● Lines of data
···
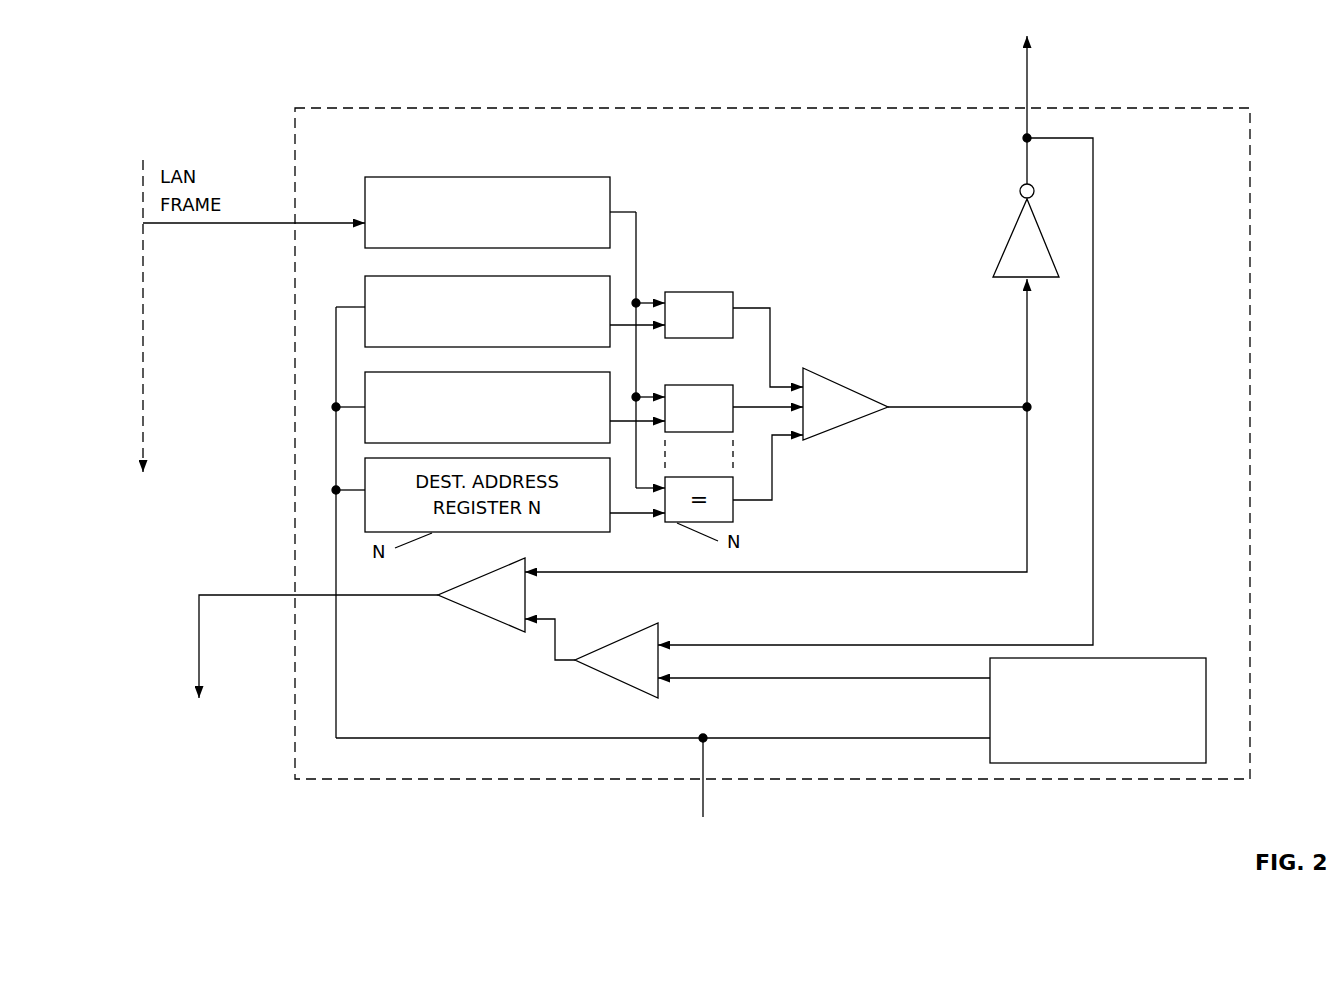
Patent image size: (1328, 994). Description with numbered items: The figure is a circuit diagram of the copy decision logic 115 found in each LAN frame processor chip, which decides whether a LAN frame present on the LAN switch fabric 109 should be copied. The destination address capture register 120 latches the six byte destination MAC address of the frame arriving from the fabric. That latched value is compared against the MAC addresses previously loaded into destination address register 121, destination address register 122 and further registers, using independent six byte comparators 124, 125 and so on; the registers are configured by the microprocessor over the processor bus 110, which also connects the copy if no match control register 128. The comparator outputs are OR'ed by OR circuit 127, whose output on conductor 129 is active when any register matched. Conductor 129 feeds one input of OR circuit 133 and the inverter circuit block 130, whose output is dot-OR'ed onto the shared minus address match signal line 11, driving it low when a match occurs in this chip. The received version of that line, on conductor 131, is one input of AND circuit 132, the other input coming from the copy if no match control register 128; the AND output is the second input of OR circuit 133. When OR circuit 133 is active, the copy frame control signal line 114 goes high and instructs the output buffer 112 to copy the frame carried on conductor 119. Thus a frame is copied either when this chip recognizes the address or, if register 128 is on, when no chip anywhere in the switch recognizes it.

The address match signal line 11 is at (1027, 100).
The LAN switch fabric 109 is at (174, 99).
The processor bus 110 is at (701, 797).
The output buffer 112 is at (190, 660).
The copy frame control signal line 114 is at (200, 670).
The copy decision logic 115 is at (822, 107).
The conductor 119 is at (146, 318).
The destination address capture register 120 is at (565, 178).
The destination address register 1 121 is at (400, 276).
The destination address register 2 122 is at (420, 371).
The comparator 124 is at (690, 291).
The comparator 125 is at (680, 384).
The OR circuit 127 is at (835, 437).
The copy if no match control register 128 is at (1122, 657).
The conductor 129 is at (1027, 373).
The inverter circuit block 130 is at (1005, 246).
The conductor 131 is at (1093, 300).
The AND circuit 132 is at (628, 687).
The OR circuit 133 is at (502, 625).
···
● DIRECTION
Gather each line above that contains the string "fabric", matching its case exactly.

● SOLUTION FOR THIS EXERCISE
Patent image size: (1328, 994). Description with numbered items: The figure is a circuit diagram of the copy decision logic 115 found in each LAN frame processor chip, which decides whether a LAN frame present on the LAN switch fabric 109 should be copied. The destination address capture register 120 latches the six byte destination MAC address of the frame arriving from the fabric. That latched value is compared against the MAC addresses previously loaded into destination address register 121, destination address register 122 and further registers, using independent six byte comparators 124, 125 and so on; the registers are configured by the microprocessor over the processor bus 110, which also connects the copy if no match control register 128. The comparator outputs are OR'ed by OR circuit 127, whose output on conductor 129 is active when any register matched. Conductor 129 feeds one input of OR circuit 133 and the inverter circuit block 130, whose output is dot-OR'ed onto the shared minus address match signal line 11, driving it low when a match occurs in this chip. The received version of that line, on conductor 131, is one input of AND circuit 132, the other input coming from the copy if no match control register 128; the AND output is the second input of OR circuit 133. When OR circuit 133 is active, the copy frame control signal line 114 goes high and instructs the output buffer 112 to copy the frame carried on conductor 119. Thus a frame is copied either when this chip recognizes the address or, if register 128 is on, when no chip anywhere in the switch recognizes it.
The LAN switch fabric 109 is at (174, 99).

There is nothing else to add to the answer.